## PROBLEM DETAILS
In your copy, include every line of the listing below exactly but none of the pictures.

## RECORD LIST
::::::::

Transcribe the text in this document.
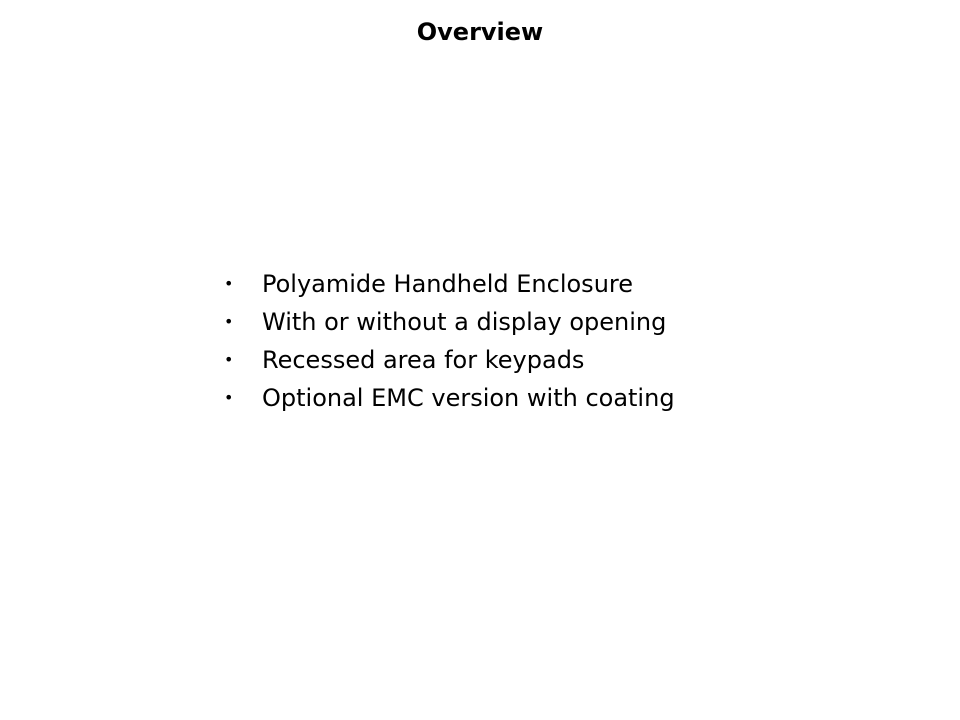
Overview
• Polyamide Handheld Enclosure
• With or without a display opening
• Recessed area for keypads
• Optional EMC version with coating
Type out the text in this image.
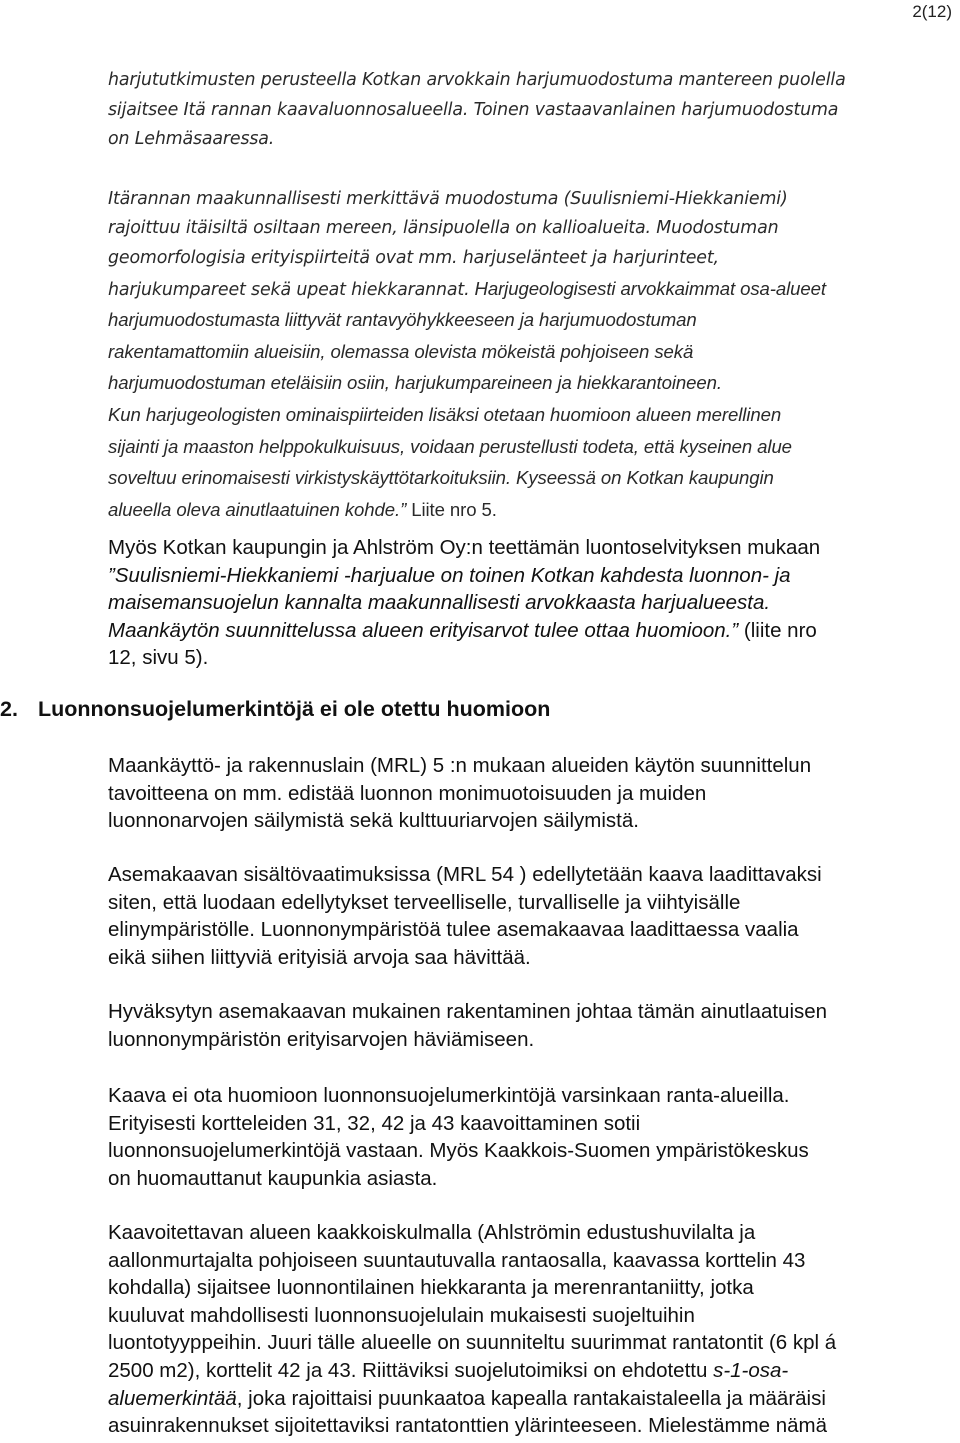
2(12)

harjututkimusten perusteella Kotkan arvokkain harjumuodostuma mantereen puolella
sijaitsee Itä rannan kaavaluonnosalueella. Toinen vastaavanlainen harjumuodostuma
on Lehmäsaaressa.

Itärannan maakunnallisesti merkittävä muodostuma (Suulisniemi-Hiekkaniemi)
rajoittuu itäisiltä osiltaan mereen, länsipuolella on kallioalueita. Muodostuman
geomorfologisia erityispiirteitä ovat mm. harjuselänteet ja harjurinteet,
harjukumpareet sekä upeat hiekkarannat. Harjugeologisesti arvokkaimmat osa-alueet
harjumuodostumasta liittyvät rantavyöhykkeeseen ja harjumuodostuman
rakentamattomiin alueisiin, olemassa olevista mökeistä pohjoiseen sekä
harjumuodostuman eteläisiin osiin, harjukumpareineen ja hiekkarantoineen.
Kun harjugeologisten ominaispiirteiden lisäksi otetaan huomioon alueen merellinen
sijainti ja maaston helppokulkuisuus, voidaan perustellusti todeta, että kyseinen alue
soveltuu erinomaisesti virkistyskäyttötarkoituksiin. Kyseessä on Kotkan kaupungin
alueella oleva ainutlaatuinen kohde.” Liite nro 5.

Myös Kotkan kaupungin ja Ahlström Oy:n teettämän luontoselvityksen mukaan
”Suulisniemi-Hiekkaniemi -harjualue on toinen Kotkan kahdesta luonnon- ja
maisemansuojelun kannalta maakunnallisesti arvokkaasta harjualueesta.
Maankäytön suunnittelussa alueen erityisarvot tulee ottaa huomioon.” (liite nro
12, sivu 5).

2. Luonnonsuojelumerkintöjä ei ole otettu huomioon

Maankäyttö- ja rakennuslain (MRL) 5 :n mukaan alueiden käytön suunnittelun
tavoitteena on mm. edistää luonnon monimuotoisuuden ja muiden
luonnonarvojen säilymistä sekä kulttuuriarvojen säilymistä.

Asemakaavan sisältövaatimuksissa (MRL 54 ) edellytetään kaava laadittavaksi
siten, että luodaan edellytykset terveelliselle, turvalliselle ja viihtyisälle
elinympäristölle. Luonnonympäristöä tulee asemakaavaa laadittaessa vaalia
eikä siihen liittyviä erityisiä arvoja saa hävittää.

Hyväksytyn asemakaavan mukainen rakentaminen johtaa tämän ainutlaatuisen
luonnonympäristön erityisarvojen häviämiseen.

Kaava ei ota huomioon luonnonsuojelumerkintöjä varsinkaan ranta-alueilla.
Erityisesti kortteleiden 31, 32, 42 ja 43 kaavoittaminen sotii
luonnonsuojelumerkintöjä vastaan. Myös Kaakkois-Suomen ympäristökeskus
on huomauttanut kaupunkia asiasta.

Kaavoitettavan alueen kaakkoiskulmalla (Ahlströmin edustushuvilalta ja
aallonmurtajalta pohjoiseen suuntautuvalla rantaosalla, kaavassa korttelin 43
kohdalla) sijaitsee luonnontilainen hiekkaranta ja merenrantaniitty, jotka
kuuluvat mahdollisesti luonnonsuojelulain mukaisesti suojeltuihin
luontotyyppeihin. Juuri tälle alueelle on suunniteltu suurimmat rantatontit (6 kpl á
2500 m2), korttelit 42 ja 43. Riittäviksi suojelutoimiksi on ehdotettu s-1-osa-
aluemerkintää, joka rajoittaisi puunkaatoa kapealla rantakaistaleella ja määräisi
asuinrakennukset sijoitettaviksi rantatonttien ylärinteeseen. Mielestämme nämä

::::::::

## ANSWER
Transcribe the text in this document.
Overview
• Polyamide Handheld Enclosure
• With or without a display opening
• Recessed area for keypads
• Optional EMC version with coating
Type out the text in this image.
2(12)

harjututkimusten perusteella Kotkan arvokkain harjumuodostuma mantereen puolella
sijaitsee Itä rannan kaavaluonnosalueella. Toinen vastaavanlainen harjumuodostuma
on Lehmäsaaressa.

Itärannan maakunnallisesti merkittävä muodostuma (Suulisniemi-Hiekkaniemi)
rajoittuu itäisiltä osiltaan mereen, länsipuolella on kallioalueita. Muodostuman
geomorfologisia erityispiirteitä ovat mm. harjuselänteet ja harjurinteet,
harjukumpareet sekä upeat hiekkarannat. Harjugeologisesti arvokkaimmat osa-alueet
harjumuodostumasta liittyvät rantavyöhykkeeseen ja harjumuodostuman
rakentamattomiin alueisiin, olemassa olevista mökeistä pohjoiseen sekä
harjumuodostuman eteläisiin osiin, harjukumpareineen ja hiekkarantoineen.
Kun harjugeologisten ominaispiirteiden lisäksi otetaan huomioon alueen merellinen
sijainti ja maaston helppokulkuisuus, voidaan perustellusti todeta, että kyseinen alue
soveltuu erinomaisesti virkistyskäyttötarkoituksiin. Kyseessä on Kotkan kaupungin
alueella oleva ainutlaatuinen kohde.” Liite nro 5.

Myös Kotkan kaupungin ja Ahlström Oy:n teettämän luontoselvityksen mukaan
”Suulisniemi-Hiekkaniemi -harjualue on toinen Kotkan kahdesta luonnon- ja
maisemansuojelun kannalta maakunnallisesti arvokkaasta harjualueesta.
Maankäytön suunnittelussa alueen erityisarvot tulee ottaa huomioon.” (liite nro
12, sivu 5).

2. Luonnonsuojelumerkintöjä ei ole otettu huomioon

Maankäyttö- ja rakennuslain (MRL) 5 :n mukaan alueiden käytön suunnittelun
tavoitteena on mm. edistää luonnon monimuotoisuuden ja muiden
luonnonarvojen säilymistä sekä kulttuuriarvojen säilymistä.

Asemakaavan sisältövaatimuksissa (MRL 54 ) edellytetään kaava laadittavaksi
siten, että luodaan edellytykset terveelliselle, turvalliselle ja viihtyisälle
elinympäristölle. Luonnonympäristöä tulee asemakaavaa laadittaessa vaalia
eikä siihen liittyviä erityisiä arvoja saa hävittää.

Hyväksytyn asemakaavan mukainen rakentaminen johtaa tämän ainutlaatuisen
luonnonympäristön erityisarvojen häviämiseen.

Kaava ei ota huomioon luonnonsuojelumerkintöjä varsinkaan ranta-alueilla.
Erityisesti kortteleiden 31, 32, 42 ja 43 kaavoittaminen sotii
luonnonsuojelumerkintöjä vastaan. Myös Kaakkois-Suomen ympäristökeskus
on huomauttanut kaupunkia asiasta.

Kaavoitettavan alueen kaakkoiskulmalla (Ahlströmin edustushuvilalta ja
aallonmurtajalta pohjoiseen suuntautuvalla rantaosalla, kaavassa korttelin 43
kohdalla) sijaitsee luonnontilainen hiekkaranta ja merenrantaniitty, jotka
kuuluvat mahdollisesti luonnonsuojelulain mukaisesti suojeltuihin
luontotyyppeihin. Juuri tälle alueelle on suunniteltu suurimmat rantatontit (6 kpl á
2500 m2), korttelit 42 ja 43. Riittäviksi suojelutoimiksi on ehdotettu s-1-osa-
aluemerkintää, joka rajoittaisi puunkaatoa kapealla rantakaistaleella ja määräisi
asuinrakennukset sijoitettaviksi rantatonttien ylärinteeseen. Mielestämme nämä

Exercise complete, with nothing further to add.